*To be done*: Each line below should be reproduced without any alteration.

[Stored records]
Start
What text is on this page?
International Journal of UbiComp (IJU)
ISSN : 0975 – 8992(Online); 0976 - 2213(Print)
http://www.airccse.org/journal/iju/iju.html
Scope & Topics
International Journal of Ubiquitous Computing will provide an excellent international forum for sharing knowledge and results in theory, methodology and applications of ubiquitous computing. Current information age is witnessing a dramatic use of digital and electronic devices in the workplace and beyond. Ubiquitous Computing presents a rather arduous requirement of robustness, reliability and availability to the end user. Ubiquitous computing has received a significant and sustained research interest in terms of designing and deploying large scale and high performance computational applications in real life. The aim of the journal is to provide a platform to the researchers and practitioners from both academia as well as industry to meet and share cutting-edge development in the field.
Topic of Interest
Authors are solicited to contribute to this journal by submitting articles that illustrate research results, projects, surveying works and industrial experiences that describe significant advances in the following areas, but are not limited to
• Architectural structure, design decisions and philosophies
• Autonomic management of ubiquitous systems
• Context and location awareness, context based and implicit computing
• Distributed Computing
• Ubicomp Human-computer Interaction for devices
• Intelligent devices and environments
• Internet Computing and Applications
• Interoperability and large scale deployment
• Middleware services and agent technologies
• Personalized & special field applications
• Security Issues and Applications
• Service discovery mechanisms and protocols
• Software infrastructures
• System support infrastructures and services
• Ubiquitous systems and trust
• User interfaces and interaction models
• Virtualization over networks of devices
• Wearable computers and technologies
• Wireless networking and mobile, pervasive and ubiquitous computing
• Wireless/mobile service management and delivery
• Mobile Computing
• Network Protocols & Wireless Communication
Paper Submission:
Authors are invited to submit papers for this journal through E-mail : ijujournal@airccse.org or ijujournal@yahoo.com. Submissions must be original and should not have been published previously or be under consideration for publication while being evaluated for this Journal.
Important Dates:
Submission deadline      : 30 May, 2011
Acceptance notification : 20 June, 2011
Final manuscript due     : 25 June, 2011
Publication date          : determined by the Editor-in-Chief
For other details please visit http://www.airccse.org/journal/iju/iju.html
End
*Task result*:
What text is on this page?
International Journal of UbiComp (IJU)
ISSN : 0975 – 8992(Online); 0976 - 2213(Print)
http://www.airccse.org/journal/iju/iju.html
Scope & Topics
International Journal of Ubiquitous Computing will provide an excellent international forum for sharing knowledge and results in theory, methodology and applications of ubiquitous computing. Current information age is witnessing a dramatic use of digital and electronic devices in the workplace and beyond. Ubiquitous Computing presents a rather arduous requirement of robustness, reliability and availability to the end user. Ubiquitous computing has received a significant and sustained research interest in terms of designing and deploying large scale and high performance computational applications in real life. The aim of the journal is to provide a platform to the researchers and practitioners from both academia as well as industry to meet and share cutting-edge development in the field.
Topic of Interest
Authors are solicited to contribute to this journal by submitting articles that illustrate research results, projects, surveying works and industrial experiences that describe significant advances in the following areas, but are not limited to
• Architectural structure, design decisions and philosophies
• Autonomic management of ubiquitous systems
• Context and location awareness, context based and implicit computing
• Distributed Computing
• Ubicomp Human-computer Interaction for devices
• Intelligent devices and environments
• Internet Computing and Applications
• Interoperability and large scale deployment
• Middleware services and agent technologies
• Personalized & special field applications
• Security Issues and Applications
• Service discovery mechanisms and protocols
• Software infrastructures
• System support infrastructures and services
• Ubiquitous systems and trust
• User interfaces and interaction models
• Virtualization over networks of devices
• Wearable computers and technologies
• Wireless networking and mobile, pervasive and ubiquitous computing
• Wireless/mobile service management and delivery
• Mobile Computing
• Network Protocols & Wireless Communication
Paper Submission:
Authors are invited to submit papers for this journal through E-mail : ijujournal@airccse.org or ijujournal@yahoo.com. Submissions must be original and should not have been published previously or be under consideration for publication while being evaluated for this Journal.
Important Dates:
Submission deadline      : 30 May, 2011
Acceptance notification : 20 June, 2011
Final manuscript due     : 25 June, 2011
Publication date          : determined by the Editor-in-Chief
For other details please visit http://www.airccse.org/journal/iju/iju.html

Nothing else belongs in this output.